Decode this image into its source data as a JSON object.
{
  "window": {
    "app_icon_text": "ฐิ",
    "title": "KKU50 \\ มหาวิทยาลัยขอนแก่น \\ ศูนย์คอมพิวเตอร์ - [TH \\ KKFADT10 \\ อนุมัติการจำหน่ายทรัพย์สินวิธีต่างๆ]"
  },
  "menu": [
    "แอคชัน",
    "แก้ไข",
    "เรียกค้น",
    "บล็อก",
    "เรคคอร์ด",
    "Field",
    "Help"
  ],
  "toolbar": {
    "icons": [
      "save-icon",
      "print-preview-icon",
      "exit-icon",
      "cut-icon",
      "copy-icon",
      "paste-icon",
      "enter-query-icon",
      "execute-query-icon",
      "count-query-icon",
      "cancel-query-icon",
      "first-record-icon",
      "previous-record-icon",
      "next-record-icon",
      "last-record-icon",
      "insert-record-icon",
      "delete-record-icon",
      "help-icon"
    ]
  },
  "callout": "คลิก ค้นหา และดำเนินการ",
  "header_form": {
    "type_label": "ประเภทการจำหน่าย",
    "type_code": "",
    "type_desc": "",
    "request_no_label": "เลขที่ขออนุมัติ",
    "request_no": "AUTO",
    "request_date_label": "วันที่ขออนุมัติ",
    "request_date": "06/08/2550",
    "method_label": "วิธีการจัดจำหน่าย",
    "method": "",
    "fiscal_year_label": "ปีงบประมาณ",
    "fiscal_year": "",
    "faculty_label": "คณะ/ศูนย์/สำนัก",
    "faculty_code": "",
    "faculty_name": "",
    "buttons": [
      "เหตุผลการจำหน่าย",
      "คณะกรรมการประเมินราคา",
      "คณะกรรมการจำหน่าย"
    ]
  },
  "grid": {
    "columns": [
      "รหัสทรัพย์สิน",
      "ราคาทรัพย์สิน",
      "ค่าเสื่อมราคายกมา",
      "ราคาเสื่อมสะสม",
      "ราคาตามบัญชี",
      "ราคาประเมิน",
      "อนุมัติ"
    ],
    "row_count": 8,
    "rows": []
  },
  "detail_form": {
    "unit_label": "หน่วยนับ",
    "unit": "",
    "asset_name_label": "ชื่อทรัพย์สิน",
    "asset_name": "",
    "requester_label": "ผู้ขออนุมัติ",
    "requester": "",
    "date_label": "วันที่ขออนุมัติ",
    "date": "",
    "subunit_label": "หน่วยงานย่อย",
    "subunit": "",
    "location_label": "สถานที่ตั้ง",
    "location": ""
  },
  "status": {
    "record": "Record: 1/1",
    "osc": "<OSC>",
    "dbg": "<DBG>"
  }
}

TASK TO CARRY OUT
Reproduce all of the records exactly.

THE ANSWER
Decode this image into its source data as a JSON object.
{
  "window": {
    "app_icon_text": "ฐิ",
    "title": "KKU50 \\ มหาวิทยาลัยขอนแก่น \\ ศูนย์คอมพิวเตอร์ - [TH \\ KKFADT10 \\ อนุมัติการจำหน่ายทรัพย์สินวิธีต่างๆ]"
  },
  "menu": [
    "แอคชัน",
    "แก้ไข",
    "เรียกค้น",
    "บล็อก",
    "เรคคอร์ด",
    "Field",
    "Help"
  ],
  "toolbar": {
    "icons": [
      "save-icon",
      "print-preview-icon",
      "exit-icon",
      "cut-icon",
      "copy-icon",
      "paste-icon",
      "enter-query-icon",
      "execute-query-icon",
      "count-query-icon",
      "cancel-query-icon",
      "first-record-icon",
      "previous-record-icon",
      "next-record-icon",
      "last-record-icon",
      "insert-record-icon",
      "delete-record-icon",
      "help-icon"
    ]
  },
  "callout": "คลิก ค้นหา และดำเนินการ",
  "header_form": {
    "type_label": "ประเภทการจำหน่าย",
    "type_code": "",
    "type_desc": "",
    "request_no_label": "เลขที่ขออนุมัติ",
    "request_no": "AUTO",
    "request_date_label": "วันที่ขออนุมัติ",
    "request_date": "06/08/2550",
    "method_label": "วิธีการจัดจำหน่าย",
    "method": "",
    "fiscal_year_label": "ปีงบประมาณ",
    "fiscal_year": "",
    "faculty_label": "คณะ/ศูนย์/สำนัก",
    "faculty_code": "",
    "faculty_name": "",
    "buttons": [
      "เหตุผลการจำหน่าย",
      "คณะกรรมการประเมินราคา",
      "คณะกรรมการจำหน่าย"
    ]
  },
  "grid": {
    "columns": [
      "รหัสทรัพย์สิน",
      "ราคาทรัพย์สิน",
      "ค่าเสื่อมราคายกมา",
      "ราคาเสื่อมสะสม",
      "ราคาตามบัญชี",
      "ราคาประเมิน",
      "อนุมัติ"
    ],
    "row_count": 8,
    "rows": []
  },
  "detail_form": {
    "unit_label": "หน่วยนับ",
    "unit": "",
    "asset_name_label": "ชื่อทรัพย์สิน",
    "asset_name": "",
    "requester_label": "ผู้ขออนุมัติ",
    "requester": "",
    "date_label": "วันที่ขออนุมัติ",
    "date": "",
    "subunit_label": "หน่วยงานย่อย",
    "subunit": "",
    "location_label": "สถานที่ตั้ง",
    "location": ""
  },
  "status": {
    "record": "Record: 1/1",
    "osc": "<OSC>",
    "dbg": "<DBG>"
  }
}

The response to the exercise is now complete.